## THE REQUEST
Only lines with the string "ogsaa" matter here; gather them from the material below.

Saved data entries
==============================
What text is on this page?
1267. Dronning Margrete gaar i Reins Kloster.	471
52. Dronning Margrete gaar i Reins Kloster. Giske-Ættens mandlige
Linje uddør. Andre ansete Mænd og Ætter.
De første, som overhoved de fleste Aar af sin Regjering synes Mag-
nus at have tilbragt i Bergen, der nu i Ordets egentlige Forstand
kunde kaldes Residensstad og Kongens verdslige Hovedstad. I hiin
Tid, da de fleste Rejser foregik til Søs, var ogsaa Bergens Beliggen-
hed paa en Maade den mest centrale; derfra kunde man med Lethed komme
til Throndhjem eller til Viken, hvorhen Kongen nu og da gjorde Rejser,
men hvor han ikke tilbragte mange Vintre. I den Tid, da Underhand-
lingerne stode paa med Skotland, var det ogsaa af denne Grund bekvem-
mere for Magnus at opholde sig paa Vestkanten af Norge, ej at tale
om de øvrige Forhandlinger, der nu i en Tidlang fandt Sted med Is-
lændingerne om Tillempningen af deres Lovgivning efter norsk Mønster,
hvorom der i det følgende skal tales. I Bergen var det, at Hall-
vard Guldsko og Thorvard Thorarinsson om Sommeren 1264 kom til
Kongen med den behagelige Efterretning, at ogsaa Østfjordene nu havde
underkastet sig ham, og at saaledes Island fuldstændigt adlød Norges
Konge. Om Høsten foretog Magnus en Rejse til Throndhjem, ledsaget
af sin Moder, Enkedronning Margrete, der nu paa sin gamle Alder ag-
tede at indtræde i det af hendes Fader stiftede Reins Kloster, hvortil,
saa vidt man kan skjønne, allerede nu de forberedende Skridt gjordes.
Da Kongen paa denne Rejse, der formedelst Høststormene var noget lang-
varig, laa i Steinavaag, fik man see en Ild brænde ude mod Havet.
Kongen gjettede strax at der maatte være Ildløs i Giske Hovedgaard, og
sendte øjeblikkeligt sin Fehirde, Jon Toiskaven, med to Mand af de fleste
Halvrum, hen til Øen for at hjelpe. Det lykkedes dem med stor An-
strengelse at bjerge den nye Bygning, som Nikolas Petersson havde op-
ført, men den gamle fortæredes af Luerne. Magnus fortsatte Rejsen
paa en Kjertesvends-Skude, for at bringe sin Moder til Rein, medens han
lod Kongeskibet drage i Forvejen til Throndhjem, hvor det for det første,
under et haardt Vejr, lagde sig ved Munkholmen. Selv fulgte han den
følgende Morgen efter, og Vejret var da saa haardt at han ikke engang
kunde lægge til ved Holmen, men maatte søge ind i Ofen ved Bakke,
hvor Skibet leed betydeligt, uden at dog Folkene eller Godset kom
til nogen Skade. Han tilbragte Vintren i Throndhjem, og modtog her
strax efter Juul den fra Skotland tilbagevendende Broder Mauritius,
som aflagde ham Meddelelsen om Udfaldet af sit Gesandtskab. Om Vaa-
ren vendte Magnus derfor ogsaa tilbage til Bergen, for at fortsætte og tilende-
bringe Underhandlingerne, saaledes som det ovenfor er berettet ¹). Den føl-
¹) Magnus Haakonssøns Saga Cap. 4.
==============================
## THE ANSWER
Tid, da de fleste Rejser foregik til Søs, var ogsaa Bergens Beliggen-
lingerne stode paa med Skotland, var det ogsaa af denne Grund bekvem-
Kongen med den behagelige Efterretning, at ogsaa Østfjordene nu havde
ren vendte Magnus derfor ogsaa tilbage til Bergen, for at fortsætte og tilende-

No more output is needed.